── Task material ──

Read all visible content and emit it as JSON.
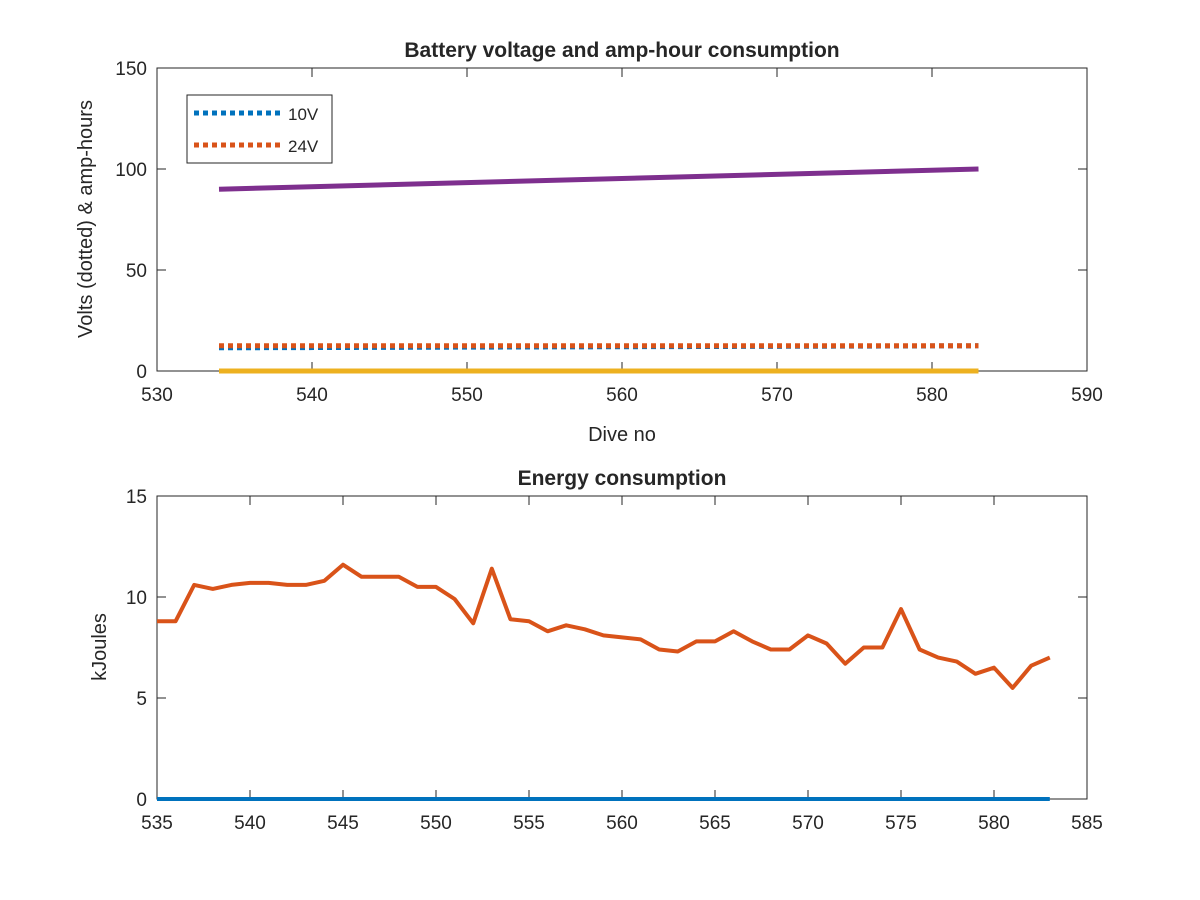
{
  "chart_data": [
    {
      "type": "line",
      "title": "Battery voltage and amp-hour consumption",
      "xlabel": "Dive no",
      "ylabel": "Volts (dotted) & amp-hours",
      "xlim": [
        530,
        590
      ],
      "ylim": [
        0,
        150
      ],
      "xticks": [
        "530",
        "540",
        "550",
        "560",
        "570",
        "580",
        "590"
      ],
      "yticks": [
        "0",
        "50",
        "100",
        "150"
      ],
      "legend": {
        "placement": "top-left",
        "entries": [
          "10V",
          "24V"
        ]
      },
      "series": [
        {
          "name": "10V",
          "style": "dotted",
          "color": "#0072BD",
          "x": [
            534,
            583
          ],
          "y": [
            11.5,
            12.5
          ]
        },
        {
          "name": "24V",
          "style": "dotted",
          "color": "#D95319",
          "x": [
            534,
            583
          ],
          "y": [
            12.5,
            12.5
          ]
        },
        {
          "style": "solid",
          "color": "#7E2F8E",
          "x": [
            534,
            583
          ],
          "y": [
            90,
            100
          ]
        },
        {
          "style": "solid",
          "color": "#EDB120",
          "x": [
            534,
            583
          ],
          "y": [
            0,
            0
          ]
        }
      ]
    },
    {
      "type": "line",
      "title": "Energy consumption",
      "xlabel": "",
      "ylabel": "kJoules",
      "xlim": [
        535,
        585
      ],
      "ylim": [
        0,
        15
      ],
      "xticks": [
        "535",
        "540",
        "545",
        "550",
        "555",
        "560",
        "565",
        "570",
        "575",
        "580",
        "585"
      ],
      "yticks": [
        "0",
        "5",
        "10",
        "15"
      ],
      "series": [
        {
          "color": "#D95319",
          "x": [
            535,
            536,
            537,
            538,
            539,
            540,
            541,
            542,
            543,
            544,
            545,
            546,
            547,
            548,
            549,
            550,
            551,
            552,
            553,
            554,
            555,
            556,
            557,
            558,
            559,
            560,
            561,
            562,
            563,
            564,
            565,
            566,
            567,
            568,
            569,
            570,
            571,
            572,
            573,
            574,
            575,
            576,
            577,
            578,
            579,
            580,
            581,
            582,
            583
          ],
          "y": [
            8.8,
            8.8,
            10.6,
            10.4,
            10.6,
            10.7,
            10.7,
            10.6,
            10.6,
            10.8,
            11.6,
            11.0,
            11.0,
            11.0,
            10.5,
            10.5,
            9.9,
            8.7,
            11.4,
            8.9,
            8.8,
            8.3,
            8.6,
            8.4,
            8.1,
            8.0,
            7.9,
            7.4,
            7.3,
            7.8,
            7.8,
            8.3,
            7.8,
            7.4,
            7.4,
            8.1,
            7.7,
            6.7,
            7.5,
            7.5,
            9.4,
            7.4,
            7.0,
            6.8,
            6.2,
            6.5,
            5.5,
            6.6,
            7.0
          ]
        },
        {
          "color": "#0072BD",
          "x": [
            535,
            583
          ],
          "y": [
            0,
            0
          ]
        }
      ]
    }
  ]
}
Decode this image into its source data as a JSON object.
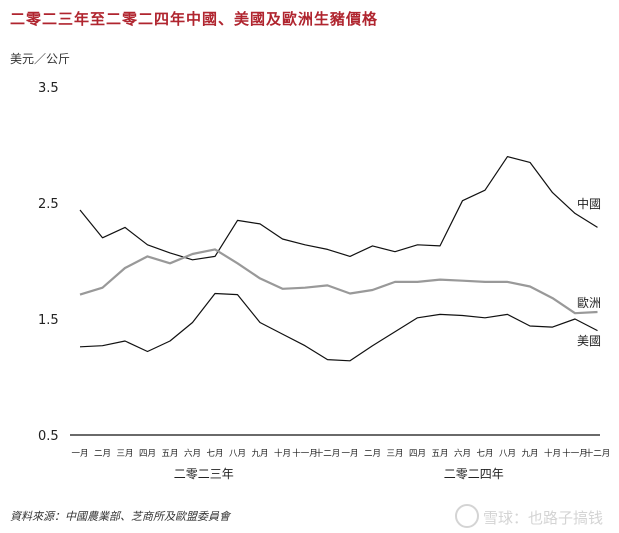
{
  "chart_data": {
    "type": "line",
    "title": "二零二三年至二零二四年中國、美國及歐洲生豬價格",
    "ylabel": "美元／公斤",
    "ylim": [
      0.5,
      3.5
    ],
    "yticks": [
      "3.5",
      "2.5",
      "1.5",
      "0.5"
    ],
    "categories": [
      "一月",
      "二月",
      "三月",
      "四月",
      "五月",
      "六月",
      "七月",
      "八月",
      "九月",
      "十月",
      "十一月",
      "十二月",
      "一月",
      "二月",
      "三月",
      "四月",
      "五月",
      "六月",
      "七月",
      "八月",
      "九月",
      "十月",
      "十一月",
      "十二月"
    ],
    "year_groups": [
      {
        "label": "二零二三年",
        "start": 0,
        "end": 11
      },
      {
        "label": "二零二四年",
        "start": 12,
        "end": 23
      }
    ],
    "series": [
      {
        "name": "中國",
        "color": "#111111",
        "values": [
          2.44,
          2.2,
          2.29,
          2.14,
          2.07,
          2.01,
          2.04,
          2.35,
          2.32,
          2.19,
          2.14,
          2.1,
          2.04,
          2.13,
          2.08,
          2.14,
          2.13,
          2.52,
          2.61,
          2.9,
          2.85,
          2.59,
          2.41,
          2.29
        ]
      },
      {
        "name": "歐洲",
        "color": "#999999",
        "values": [
          1.71,
          1.77,
          1.94,
          2.04,
          1.98,
          2.06,
          2.1,
          1.98,
          1.85,
          1.76,
          1.77,
          1.79,
          1.72,
          1.75,
          1.82,
          1.82,
          1.84,
          1.83,
          1.82,
          1.82,
          1.78,
          1.68,
          1.55,
          1.56
        ]
      },
      {
        "name": "美國",
        "color": "#111111",
        "values": [
          1.26,
          1.27,
          1.31,
          1.22,
          1.31,
          1.47,
          1.72,
          1.71,
          1.47,
          1.37,
          1.27,
          1.15,
          1.14,
          1.27,
          1.39,
          1.51,
          1.54,
          1.53,
          1.51,
          1.54,
          1.44,
          1.43,
          1.5,
          1.4
        ]
      }
    ]
  },
  "footer": {
    "source": "資料來源：中國農業部、芝商所及歐盟委員會",
    "watermark": "雪球：也路子搞钱"
  }
}
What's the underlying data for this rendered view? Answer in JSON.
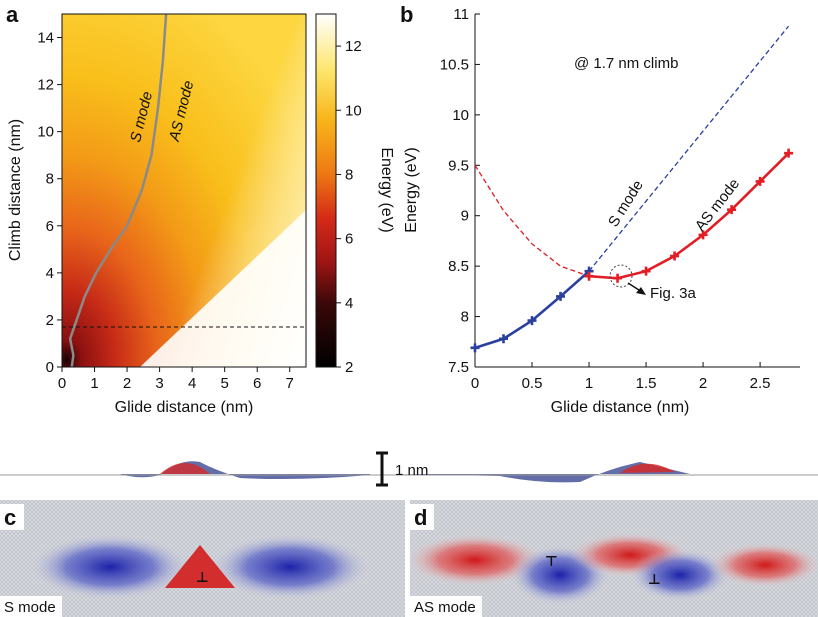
{
  "panels": {
    "a": "a",
    "b": "b",
    "c": "c",
    "d": "d"
  },
  "scale_bar_label": "1 nm",
  "panel_c_label": "S mode",
  "panel_d_label": "AS mode",
  "chart_data": [
    {
      "type": "heatmap",
      "xlabel": "Glide distance (nm)",
      "ylabel": "Climb distance (nm)",
      "xlim": [
        0,
        7.5
      ],
      "ylim": [
        0,
        15
      ],
      "x_ticks": [
        "0",
        "1",
        "2",
        "3",
        "4",
        "5",
        "6",
        "7"
      ],
      "y_ticks": [
        "0",
        "2",
        "4",
        "6",
        "8",
        "10",
        "12",
        "14"
      ],
      "colorbar": {
        "label": "Energy (eV)",
        "range": [
          2,
          13
        ],
        "ticks": [
          "2",
          "4",
          "6",
          "8",
          "10",
          "12"
        ],
        "colors": [
          "#000000",
          "#7a0f0f",
          "#d42a17",
          "#ee7a13",
          "#f8b519",
          "#fde66b",
          "#ffffff"
        ]
      },
      "annotations": [
        "S mode",
        "AS mode"
      ],
      "mode_boundary": {
        "x": [
          0.3,
          0.35,
          0.25,
          0.45,
          0.7,
          1.05,
          1.5,
          2.0,
          2.45,
          2.75,
          2.95,
          3.1,
          3.2
        ],
        "y": [
          0,
          0.5,
          1.2,
          2,
          3,
          4,
          5,
          6,
          7.5,
          9,
          11,
          13,
          15
        ]
      },
      "dashed_line_y": 1.7,
      "grid": false
    },
    {
      "type": "line",
      "xlabel": "Glide distance (nm)",
      "ylabel": "Energy (eV)",
      "xlim": [
        0,
        2.85
      ],
      "ylim": [
        7.5,
        11
      ],
      "x_ticks": [
        "0",
        "0.5",
        "1",
        "1.5",
        "2",
        "2.5"
      ],
      "y_ticks": [
        "7.5",
        "8",
        "8.5",
        "9",
        "9.5",
        "10",
        "10.5",
        "11"
      ],
      "annotation": "@ 1.7 nm climb",
      "fig_label": "Fig. 3a",
      "series": [
        {
          "name": "S mode",
          "color": "#2a3f9e",
          "style": "solid",
          "x": [
            0,
            0.25,
            0.5,
            0.75,
            1.0
          ],
          "y": [
            7.69,
            7.78,
            7.96,
            8.2,
            8.45
          ]
        },
        {
          "name": "AS mode",
          "color": "#e21d25",
          "style": "solid",
          "x": [
            1.0,
            1.25,
            1.5,
            1.75,
            2.0,
            2.25,
            2.5,
            2.75
          ],
          "y": [
            8.4,
            8.38,
            8.45,
            8.6,
            8.81,
            9.06,
            9.34,
            9.62
          ]
        },
        {
          "color": "#2a3f9e",
          "style": "dashed",
          "x": [
            1.0,
            2.75
          ],
          "y": [
            8.45,
            10.88
          ]
        },
        {
          "color": "#e21d25",
          "style": "dashed",
          "x": [
            0,
            0.25,
            0.5,
            0.75,
            1.0
          ],
          "y": [
            9.5,
            9.05,
            8.72,
            8.5,
            8.4
          ]
        }
      ],
      "grid": false
    }
  ]
}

───

> [Your instructions]: Return each line of the data that contains the string "ylabel".

> [Response below]:
      "ylabel": "Volts (dotted) & amp-hours",
      "ylabel": "kJoules",
    "ylabel": "美元／公斤",
      "ylabel": "Climb distance (nm)",
      "ylabel": "Energy (eV)",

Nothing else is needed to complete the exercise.